WRITTEN INSTRUCTION → Answer with one number: how many lines hold "parents".

Stored records
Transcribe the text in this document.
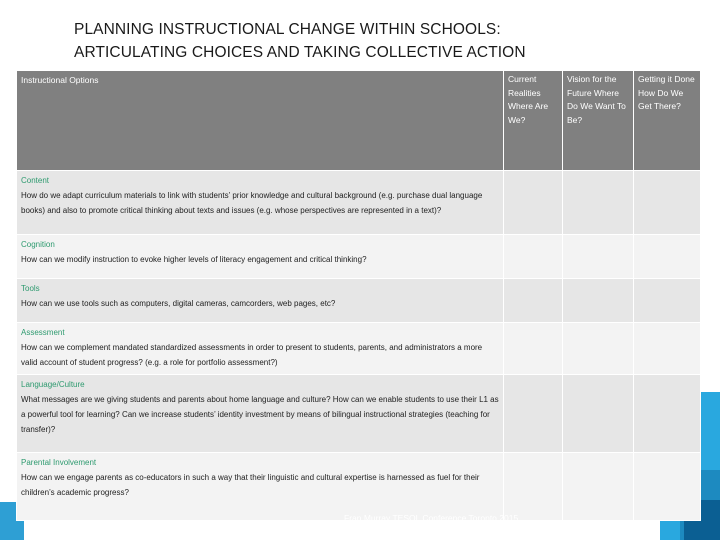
PLANNING INSTRUCTIONAL CHANGE WITHIN SCHOOLS:
ARTICULATING CHOICES AND TAKING COLLECTIVE ACTION
Instructional Options	Current Realities Where Are We?	Vision for the Future Where Do We Want To Be?	Getting it Done How Do We Get There?

Content
How do we adapt curriculum materials to link with students’ prior knowledge and cultural background (e.g. purchase dual language books) and also to promote critical thinking about texts and issues (e.g. whose perspectives are represented in a text)?			

Cognition
How can we modify instruction to evoke higher levels of literacy engagement and critical thinking?			

Tools
How can we use tools such as computers, digital cameras, camcorders, web pages, etc?			

Assessment
How can we complement mandated standardized assessments in order to present to students, parents, and administrators a more valid account of student progress? (e.g. a role for portfolio assessment?)			

Language/Culture
What messages are we giving students and parents about home language and culture? How can we enable students to use their L1 as a powerful tool for learning? Can we increase students’ identity investment by means of bilingual instructional strategies (teaching for transfer)?			

Parental Involvement
How can we engage parents as co-educators in such a way that their linguistic and cultural expertise is harnessed as fuel for their children’s academic progress?			

Fran Murray TESOL Conference Toronto 2015
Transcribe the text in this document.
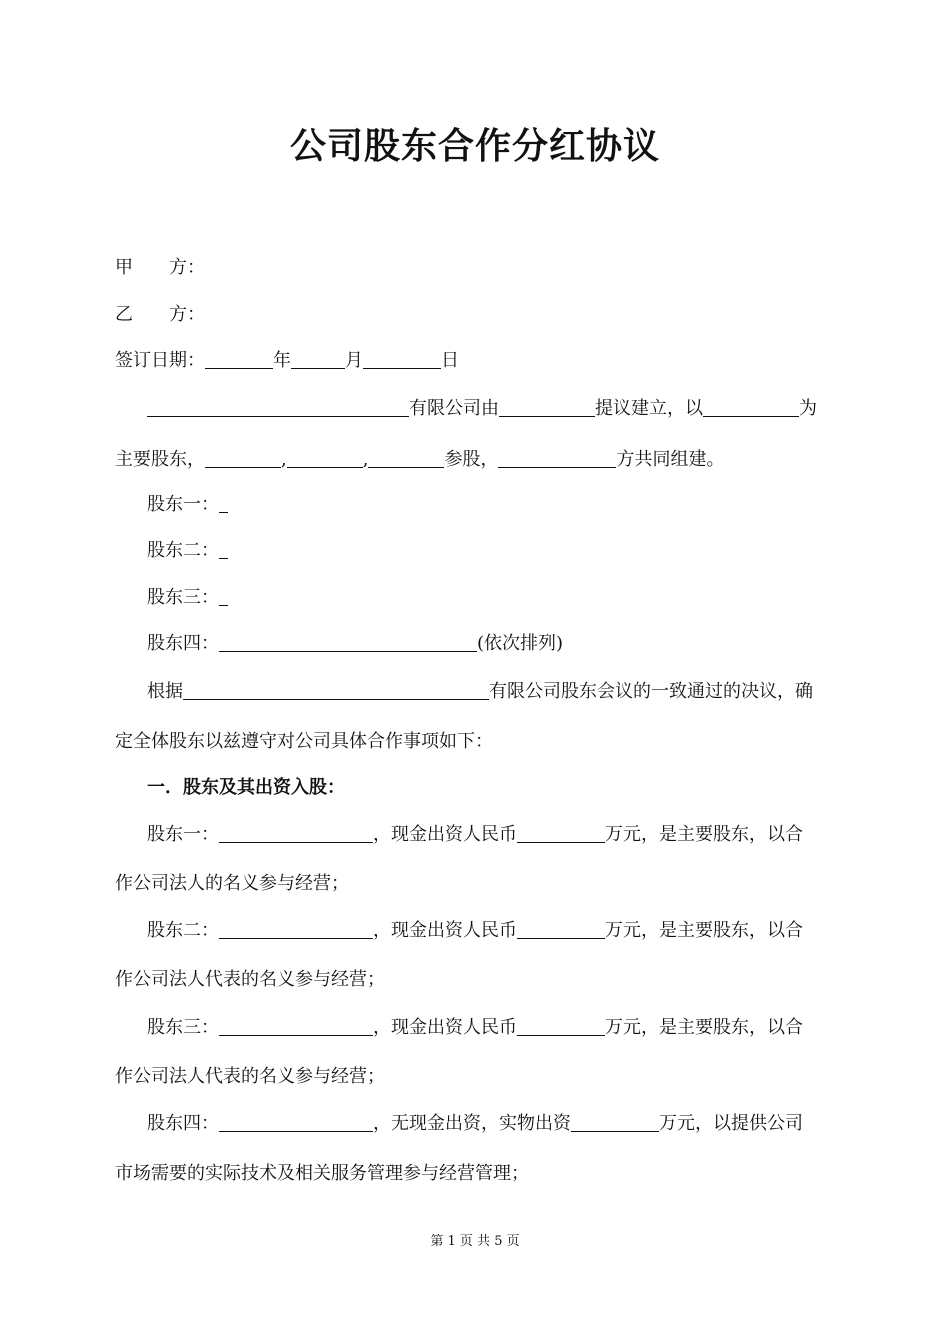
公司股东合作分红协议
甲　　方：
乙　　方：
签订日期：	年	月	日
有限公司由	提议建立，以	为
主要股东，	,	,	参股，	方共同组建。
股东一：
股东二：
股东三：
股东四：	(依次排列)
根据	有限公司股东会议的一致通过的决议，确
定全体股东以兹遵守对公司具体合作事项如下：
一．股东及其出资入股：
股东一：	，现金出资人民币	万元，是主要股东，以合
作公司法人的名义参与经营；
股东二：	，现金出资人民币	万元，是主要股东，以合
作公司法人代表的名义参与经营；
股东三：	，现金出资人民币	万元，是主要股东，以合
作公司法人代表的名义参与经营；
股东四：	，无现金出资，实物出资	万元，以提供公司
市场需要的实际技术及相关服务管理参与经营管理；
第 1 页 共 5 页
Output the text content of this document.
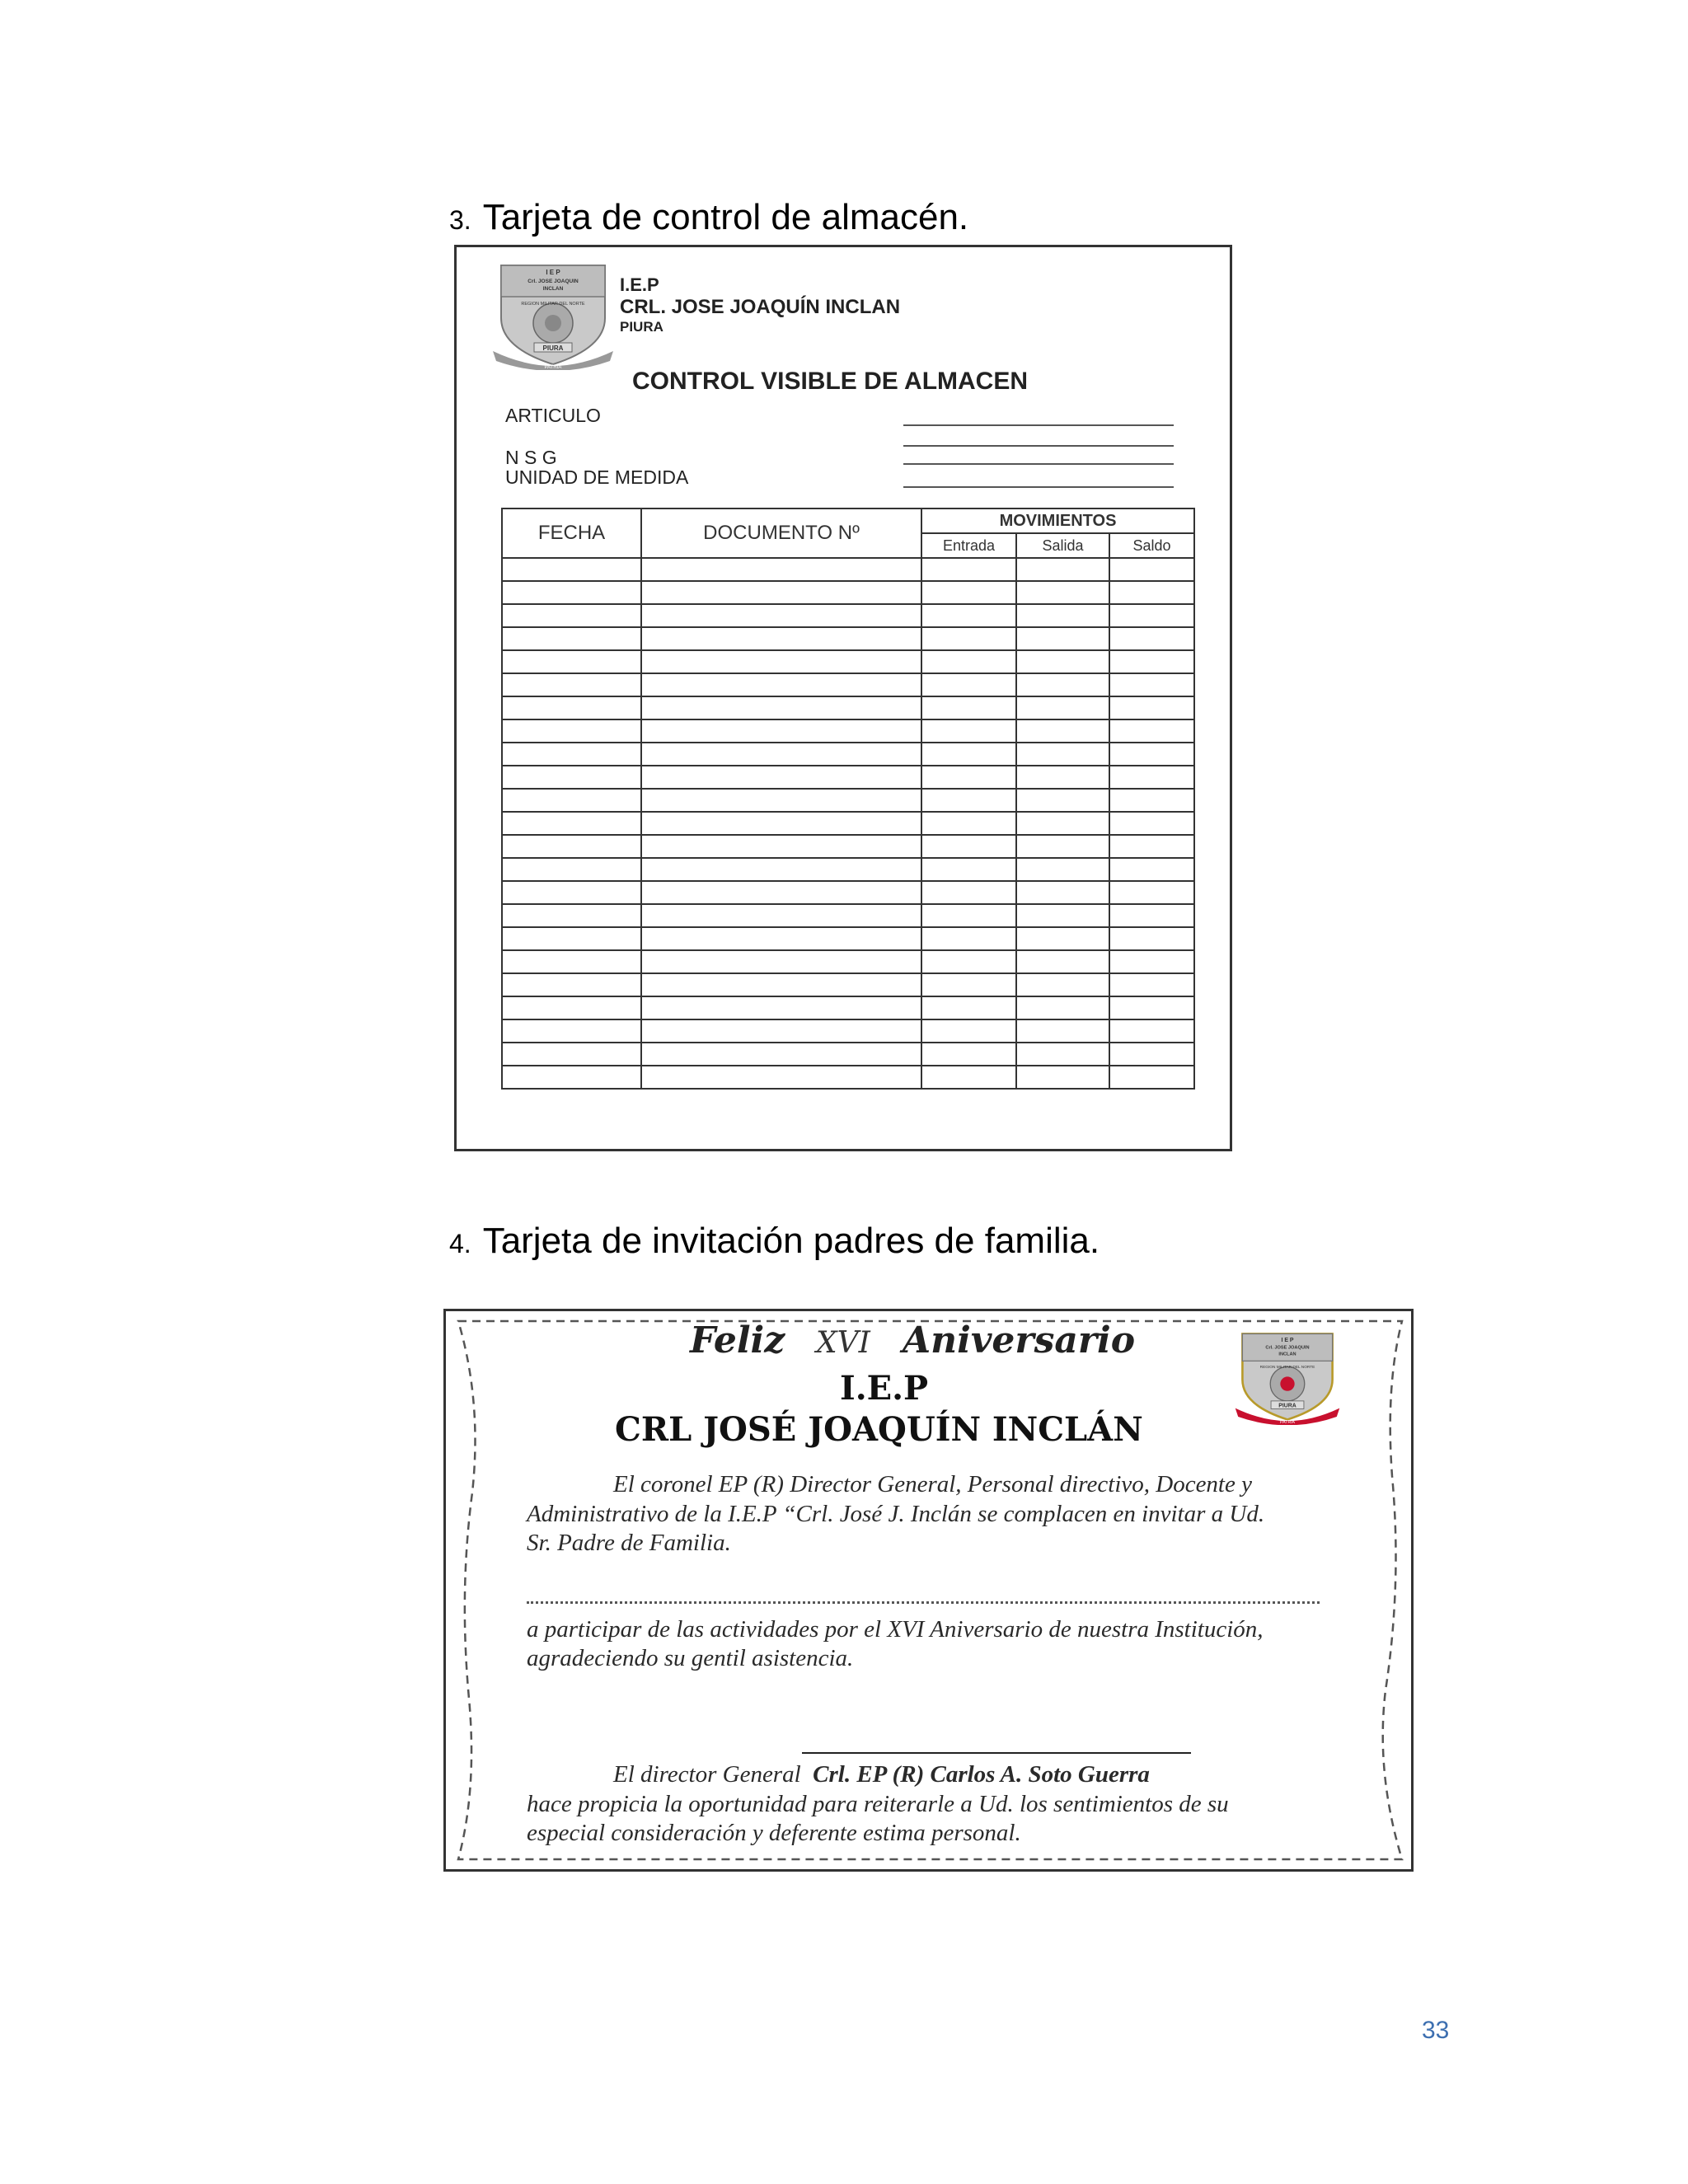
3. Tarjeta de control de almacén.
I E P
Crl. JOSE JOAQUIN
INCLAN
REGION MILITAR DEL NORTE
PIURA
PATRIA
I.E.P
CRL. JOSE JOAQUÍN INCLAN
PIURA
CONTROL VISIBLE DE ALMACEN
ARTICULO
N S G
UNIDAD DE MEDIDA
FECHA	DOCUMENTO Nº	MOVIMIENTOS		
		Entrada	Salida	Saldo

4. Tarjeta de invitación padres de familia.
Feliz XVI Aniversario
I.E.P
CRL JOSÉ JOAQUÍN INCLÁN
I E P
Crl. JOSE JOAQUIN
INCLAN
REGION MILITAR DEL NORTE
PIURA
PATRIA
El coronel EP (R) Director General, Personal directivo, Docente y
Administrativo de la I.E.P “Crl. José J. Inclán se complacen en invitar a Ud.
Sr. Padre de Familia.
a participar de las actividades por el XVI Aniversario de nuestra Institución,
agradeciendo su gentil asistencia.
El director General Crl. EP (R) Carlos A. Soto Guerra
hace propicia la oportunidad para reiterarle a Ud. los sentimientos de su
especial consideración y deferente estima personal.
33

REPLY TO THE EXERCISE → 3